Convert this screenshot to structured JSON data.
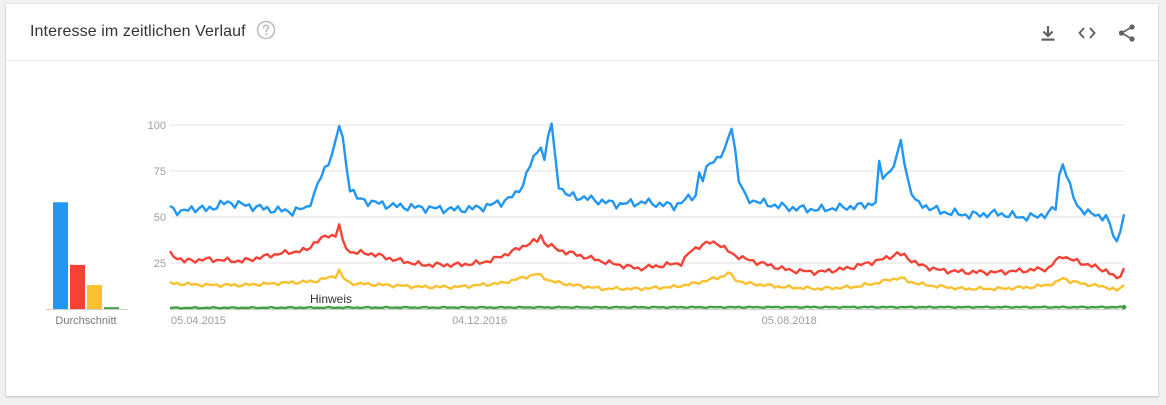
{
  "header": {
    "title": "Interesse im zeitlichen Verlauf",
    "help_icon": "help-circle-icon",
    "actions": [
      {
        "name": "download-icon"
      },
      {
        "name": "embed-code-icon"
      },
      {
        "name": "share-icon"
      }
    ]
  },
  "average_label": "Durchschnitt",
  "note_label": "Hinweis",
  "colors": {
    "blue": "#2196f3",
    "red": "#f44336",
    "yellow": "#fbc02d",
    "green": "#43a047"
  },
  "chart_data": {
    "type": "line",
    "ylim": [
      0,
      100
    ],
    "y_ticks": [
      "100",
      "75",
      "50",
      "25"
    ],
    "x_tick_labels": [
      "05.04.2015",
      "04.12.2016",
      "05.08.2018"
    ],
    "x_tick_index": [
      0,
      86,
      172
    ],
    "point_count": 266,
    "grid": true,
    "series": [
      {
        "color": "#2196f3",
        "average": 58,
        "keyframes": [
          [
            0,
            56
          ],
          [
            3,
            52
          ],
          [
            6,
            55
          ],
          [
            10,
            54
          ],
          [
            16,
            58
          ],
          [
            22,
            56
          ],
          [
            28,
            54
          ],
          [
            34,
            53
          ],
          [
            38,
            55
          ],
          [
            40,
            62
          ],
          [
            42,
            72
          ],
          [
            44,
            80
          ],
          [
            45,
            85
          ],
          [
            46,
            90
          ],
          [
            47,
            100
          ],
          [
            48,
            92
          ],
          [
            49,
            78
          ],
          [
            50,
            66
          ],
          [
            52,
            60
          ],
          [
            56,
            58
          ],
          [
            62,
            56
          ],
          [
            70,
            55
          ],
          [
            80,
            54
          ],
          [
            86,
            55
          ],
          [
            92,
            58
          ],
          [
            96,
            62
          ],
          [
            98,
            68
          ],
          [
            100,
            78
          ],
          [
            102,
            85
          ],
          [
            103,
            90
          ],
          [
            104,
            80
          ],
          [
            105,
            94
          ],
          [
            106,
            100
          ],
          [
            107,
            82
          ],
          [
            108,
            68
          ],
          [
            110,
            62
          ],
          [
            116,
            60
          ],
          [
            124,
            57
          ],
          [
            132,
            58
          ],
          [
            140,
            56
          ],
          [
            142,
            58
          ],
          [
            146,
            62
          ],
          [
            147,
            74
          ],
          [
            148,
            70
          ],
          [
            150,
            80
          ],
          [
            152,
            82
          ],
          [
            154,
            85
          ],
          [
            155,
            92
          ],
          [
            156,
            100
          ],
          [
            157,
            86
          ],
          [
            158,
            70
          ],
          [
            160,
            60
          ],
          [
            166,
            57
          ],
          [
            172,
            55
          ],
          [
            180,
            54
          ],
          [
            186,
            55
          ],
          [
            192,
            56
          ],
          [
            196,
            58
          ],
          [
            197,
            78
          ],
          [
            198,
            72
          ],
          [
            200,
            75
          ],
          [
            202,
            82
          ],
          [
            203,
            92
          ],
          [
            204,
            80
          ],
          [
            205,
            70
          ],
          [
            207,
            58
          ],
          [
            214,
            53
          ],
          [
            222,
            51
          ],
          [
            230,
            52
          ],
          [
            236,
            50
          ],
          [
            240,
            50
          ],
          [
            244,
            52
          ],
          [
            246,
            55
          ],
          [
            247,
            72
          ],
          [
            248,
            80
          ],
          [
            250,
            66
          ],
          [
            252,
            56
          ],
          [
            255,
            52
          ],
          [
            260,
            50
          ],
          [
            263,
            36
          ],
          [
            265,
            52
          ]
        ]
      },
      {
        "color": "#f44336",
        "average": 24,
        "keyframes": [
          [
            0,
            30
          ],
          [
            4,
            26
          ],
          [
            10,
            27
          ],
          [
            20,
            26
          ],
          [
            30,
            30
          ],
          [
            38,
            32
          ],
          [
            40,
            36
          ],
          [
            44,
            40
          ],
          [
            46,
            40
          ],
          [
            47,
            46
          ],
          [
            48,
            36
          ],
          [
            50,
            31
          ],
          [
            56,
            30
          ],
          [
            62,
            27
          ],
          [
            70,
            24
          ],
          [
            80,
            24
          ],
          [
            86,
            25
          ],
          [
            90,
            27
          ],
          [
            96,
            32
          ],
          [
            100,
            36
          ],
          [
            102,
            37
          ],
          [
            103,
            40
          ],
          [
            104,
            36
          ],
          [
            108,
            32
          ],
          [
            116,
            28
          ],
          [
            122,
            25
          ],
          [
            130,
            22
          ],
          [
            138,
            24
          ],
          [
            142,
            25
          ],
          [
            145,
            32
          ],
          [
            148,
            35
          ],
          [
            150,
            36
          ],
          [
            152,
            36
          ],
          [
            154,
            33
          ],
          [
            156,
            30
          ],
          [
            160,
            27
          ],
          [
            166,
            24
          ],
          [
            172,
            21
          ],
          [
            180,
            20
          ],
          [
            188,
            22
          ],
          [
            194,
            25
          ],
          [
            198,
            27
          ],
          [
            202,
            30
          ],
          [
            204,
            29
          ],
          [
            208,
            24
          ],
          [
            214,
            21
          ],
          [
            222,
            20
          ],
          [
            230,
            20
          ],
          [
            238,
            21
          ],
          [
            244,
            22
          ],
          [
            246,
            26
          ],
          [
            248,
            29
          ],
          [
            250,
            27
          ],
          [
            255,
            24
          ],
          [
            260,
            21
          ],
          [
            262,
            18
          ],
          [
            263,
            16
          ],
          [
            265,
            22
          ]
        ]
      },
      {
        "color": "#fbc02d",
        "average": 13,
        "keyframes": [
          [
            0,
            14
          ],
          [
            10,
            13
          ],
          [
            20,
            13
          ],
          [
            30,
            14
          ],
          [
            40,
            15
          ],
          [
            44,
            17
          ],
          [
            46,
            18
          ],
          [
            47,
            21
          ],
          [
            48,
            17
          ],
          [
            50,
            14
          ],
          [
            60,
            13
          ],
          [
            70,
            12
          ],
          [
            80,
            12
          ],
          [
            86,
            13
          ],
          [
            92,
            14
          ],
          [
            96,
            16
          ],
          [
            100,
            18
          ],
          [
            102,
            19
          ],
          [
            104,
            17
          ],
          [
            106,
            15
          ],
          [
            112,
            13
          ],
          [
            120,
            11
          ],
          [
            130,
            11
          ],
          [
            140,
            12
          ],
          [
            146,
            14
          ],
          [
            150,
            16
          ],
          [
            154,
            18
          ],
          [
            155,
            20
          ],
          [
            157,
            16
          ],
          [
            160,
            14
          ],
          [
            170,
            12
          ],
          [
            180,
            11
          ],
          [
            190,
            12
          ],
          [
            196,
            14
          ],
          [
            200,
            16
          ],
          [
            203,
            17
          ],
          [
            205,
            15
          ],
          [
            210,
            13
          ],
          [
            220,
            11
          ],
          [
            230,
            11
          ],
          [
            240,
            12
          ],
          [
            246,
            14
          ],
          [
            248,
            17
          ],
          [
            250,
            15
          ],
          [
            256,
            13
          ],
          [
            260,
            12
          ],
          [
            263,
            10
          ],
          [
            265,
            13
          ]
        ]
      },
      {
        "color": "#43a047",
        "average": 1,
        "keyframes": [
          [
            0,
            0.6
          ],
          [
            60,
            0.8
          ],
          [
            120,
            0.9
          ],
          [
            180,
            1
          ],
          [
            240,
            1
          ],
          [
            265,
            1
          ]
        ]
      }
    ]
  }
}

--------------------------------------------------

Your goal: Every line in the data that holds "icon" should be copied out.

Result:
    "help_icon": "help-circle-icon",
        "name": "download-icon"
        "name": "embed-code-icon"
        "name": "share-icon"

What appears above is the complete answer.